## Start MATERIAL SHOWN

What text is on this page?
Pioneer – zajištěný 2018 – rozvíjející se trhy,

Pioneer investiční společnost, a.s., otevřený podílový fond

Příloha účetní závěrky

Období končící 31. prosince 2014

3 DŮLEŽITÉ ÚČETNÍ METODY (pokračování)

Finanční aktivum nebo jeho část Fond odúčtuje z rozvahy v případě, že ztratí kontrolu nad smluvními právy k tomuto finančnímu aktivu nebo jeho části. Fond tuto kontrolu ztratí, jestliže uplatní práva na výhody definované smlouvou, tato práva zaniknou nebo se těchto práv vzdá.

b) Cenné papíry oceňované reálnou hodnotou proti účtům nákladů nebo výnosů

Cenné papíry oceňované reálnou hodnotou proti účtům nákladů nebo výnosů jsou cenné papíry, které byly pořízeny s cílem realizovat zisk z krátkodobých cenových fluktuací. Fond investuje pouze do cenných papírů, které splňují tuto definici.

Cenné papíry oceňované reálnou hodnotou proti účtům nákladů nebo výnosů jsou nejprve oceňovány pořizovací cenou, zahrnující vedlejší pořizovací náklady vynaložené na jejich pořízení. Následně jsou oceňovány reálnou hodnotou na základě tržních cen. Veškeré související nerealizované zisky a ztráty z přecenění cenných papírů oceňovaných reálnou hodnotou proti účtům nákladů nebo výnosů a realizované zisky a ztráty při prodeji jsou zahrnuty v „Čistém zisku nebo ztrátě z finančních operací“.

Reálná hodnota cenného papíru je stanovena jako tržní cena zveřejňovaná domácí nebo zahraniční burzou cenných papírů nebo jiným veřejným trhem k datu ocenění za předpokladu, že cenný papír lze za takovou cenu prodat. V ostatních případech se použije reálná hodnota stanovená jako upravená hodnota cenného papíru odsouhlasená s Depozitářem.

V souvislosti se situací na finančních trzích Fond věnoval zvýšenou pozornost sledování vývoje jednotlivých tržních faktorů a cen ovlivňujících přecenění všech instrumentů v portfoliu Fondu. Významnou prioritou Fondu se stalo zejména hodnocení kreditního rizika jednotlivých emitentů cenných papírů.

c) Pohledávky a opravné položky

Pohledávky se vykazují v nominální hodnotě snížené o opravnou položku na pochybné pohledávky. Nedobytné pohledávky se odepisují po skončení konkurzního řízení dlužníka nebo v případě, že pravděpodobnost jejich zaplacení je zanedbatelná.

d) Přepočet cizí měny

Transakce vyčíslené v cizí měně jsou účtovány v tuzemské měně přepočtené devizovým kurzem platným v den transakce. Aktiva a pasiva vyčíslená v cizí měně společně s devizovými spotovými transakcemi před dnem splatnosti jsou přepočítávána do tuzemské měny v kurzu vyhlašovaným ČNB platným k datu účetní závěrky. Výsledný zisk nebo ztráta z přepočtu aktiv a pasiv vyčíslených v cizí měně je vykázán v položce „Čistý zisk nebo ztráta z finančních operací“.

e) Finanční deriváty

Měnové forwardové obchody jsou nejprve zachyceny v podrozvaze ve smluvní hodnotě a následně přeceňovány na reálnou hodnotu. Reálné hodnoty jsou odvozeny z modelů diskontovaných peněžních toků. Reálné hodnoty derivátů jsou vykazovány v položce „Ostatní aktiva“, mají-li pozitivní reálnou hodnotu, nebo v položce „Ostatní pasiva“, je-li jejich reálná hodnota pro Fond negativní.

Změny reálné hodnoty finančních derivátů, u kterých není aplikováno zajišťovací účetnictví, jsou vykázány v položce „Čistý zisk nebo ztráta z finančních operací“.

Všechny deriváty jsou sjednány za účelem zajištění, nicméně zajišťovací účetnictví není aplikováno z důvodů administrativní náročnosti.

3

## End MATERIAL SHOWN

Track down all lines above with the string "Pioneer" and copy them.

- **TASK ANSWER**:
Pioneer – zajištěný 2018 – rozvíjející se trhy,
Pioneer investiční společnost, a.s., otevřený podílový fond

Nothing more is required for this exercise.